• _Stated task_
Each entry should be quoted word for word, including every mark of punctuation.

• _Record excerpts_

|---|

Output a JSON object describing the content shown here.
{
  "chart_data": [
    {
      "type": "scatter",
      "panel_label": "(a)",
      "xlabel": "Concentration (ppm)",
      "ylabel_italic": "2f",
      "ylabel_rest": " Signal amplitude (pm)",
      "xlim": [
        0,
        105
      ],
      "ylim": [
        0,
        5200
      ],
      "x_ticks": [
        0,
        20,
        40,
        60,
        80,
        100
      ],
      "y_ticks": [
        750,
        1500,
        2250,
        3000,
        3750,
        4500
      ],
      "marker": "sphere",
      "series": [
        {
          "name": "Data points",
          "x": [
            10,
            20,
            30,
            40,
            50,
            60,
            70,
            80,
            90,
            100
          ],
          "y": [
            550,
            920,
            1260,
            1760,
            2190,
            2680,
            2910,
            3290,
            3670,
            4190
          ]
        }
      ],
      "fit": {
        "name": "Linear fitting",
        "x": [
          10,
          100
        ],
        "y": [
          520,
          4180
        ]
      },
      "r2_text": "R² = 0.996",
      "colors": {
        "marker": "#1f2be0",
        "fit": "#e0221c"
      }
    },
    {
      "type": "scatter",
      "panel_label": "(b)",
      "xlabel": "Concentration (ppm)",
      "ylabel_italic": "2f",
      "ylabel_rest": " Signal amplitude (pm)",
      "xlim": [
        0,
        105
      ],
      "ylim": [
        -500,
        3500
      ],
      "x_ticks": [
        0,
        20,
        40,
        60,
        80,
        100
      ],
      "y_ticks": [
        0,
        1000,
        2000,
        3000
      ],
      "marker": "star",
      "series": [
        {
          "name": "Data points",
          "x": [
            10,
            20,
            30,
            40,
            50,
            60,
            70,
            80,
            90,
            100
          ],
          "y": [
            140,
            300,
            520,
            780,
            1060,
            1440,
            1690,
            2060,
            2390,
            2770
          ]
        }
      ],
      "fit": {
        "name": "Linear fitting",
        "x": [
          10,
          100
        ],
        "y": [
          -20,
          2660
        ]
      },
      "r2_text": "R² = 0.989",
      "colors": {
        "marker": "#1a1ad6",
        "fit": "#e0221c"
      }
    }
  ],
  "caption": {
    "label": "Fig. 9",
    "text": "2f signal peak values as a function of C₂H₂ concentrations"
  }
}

|---|

• _Solution_
Output a JSON object describing the content shown here.
{
  "chart_data": [
    {
      "type": "scatter",
      "panel_label": "(a)",
      "xlabel": "Concentration (ppm)",
      "ylabel_italic": "2f",
      "ylabel_rest": " Signal amplitude (pm)",
      "xlim": [
        0,
        105
      ],
      "ylim": [
        0,
        5200
      ],
      "x_ticks": [
        0,
        20,
        40,
        60,
        80,
        100
      ],
      "y_ticks": [
        750,
        1500,
        2250,
        3000,
        3750,
        4500
      ],
      "marker": "sphere",
      "series": [
        {
          "name": "Data points",
          "x": [
            10,
            20,
            30,
            40,
            50,
            60,
            70,
            80,
            90,
            100
          ],
          "y": [
            550,
            920,
            1260,
            1760,
            2190,
            2680,
            2910,
            3290,
            3670,
            4190
          ]
        }
      ],
      "fit": {
        "name": "Linear fitting",
        "x": [
          10,
          100
        ],
        "y": [
          520,
          4180
        ]
      },
      "r2_text": "R² = 0.996",
      "colors": {
        "marker": "#1f2be0",
        "fit": "#e0221c"
      }
    },
    {
      "type": "scatter",
      "panel_label": "(b)",
      "xlabel": "Concentration (ppm)",
      "ylabel_italic": "2f",
      "ylabel_rest": " Signal amplitude (pm)",
      "xlim": [
        0,
        105
      ],
      "ylim": [
        -500,
        3500
      ],
      "x_ticks": [
        0,
        20,
        40,
        60,
        80,
        100
      ],
      "y_ticks": [
        0,
        1000,
        2000,
        3000
      ],
      "marker": "star",
      "series": [
        {
          "name": "Data points",
          "x": [
            10,
            20,
            30,
            40,
            50,
            60,
            70,
            80,
            90,
            100
          ],
          "y": [
            140,
            300,
            520,
            780,
            1060,
            1440,
            1690,
            2060,
            2390,
            2770
          ]
        }
      ],
      "fit": {
        "name": "Linear fitting",
        "x": [
          10,
          100
        ],
        "y": [
          -20,
          2660
        ]
      },
      "r2_text": "R² = 0.989",
      "colors": {
        "marker": "#1a1ad6",
        "fit": "#e0221c"
      }
    }
  ],
  "caption": {
    "label": "Fig. 9",
    "text": "2f signal peak values as a function of C₂H₂ concentrations"
  }
}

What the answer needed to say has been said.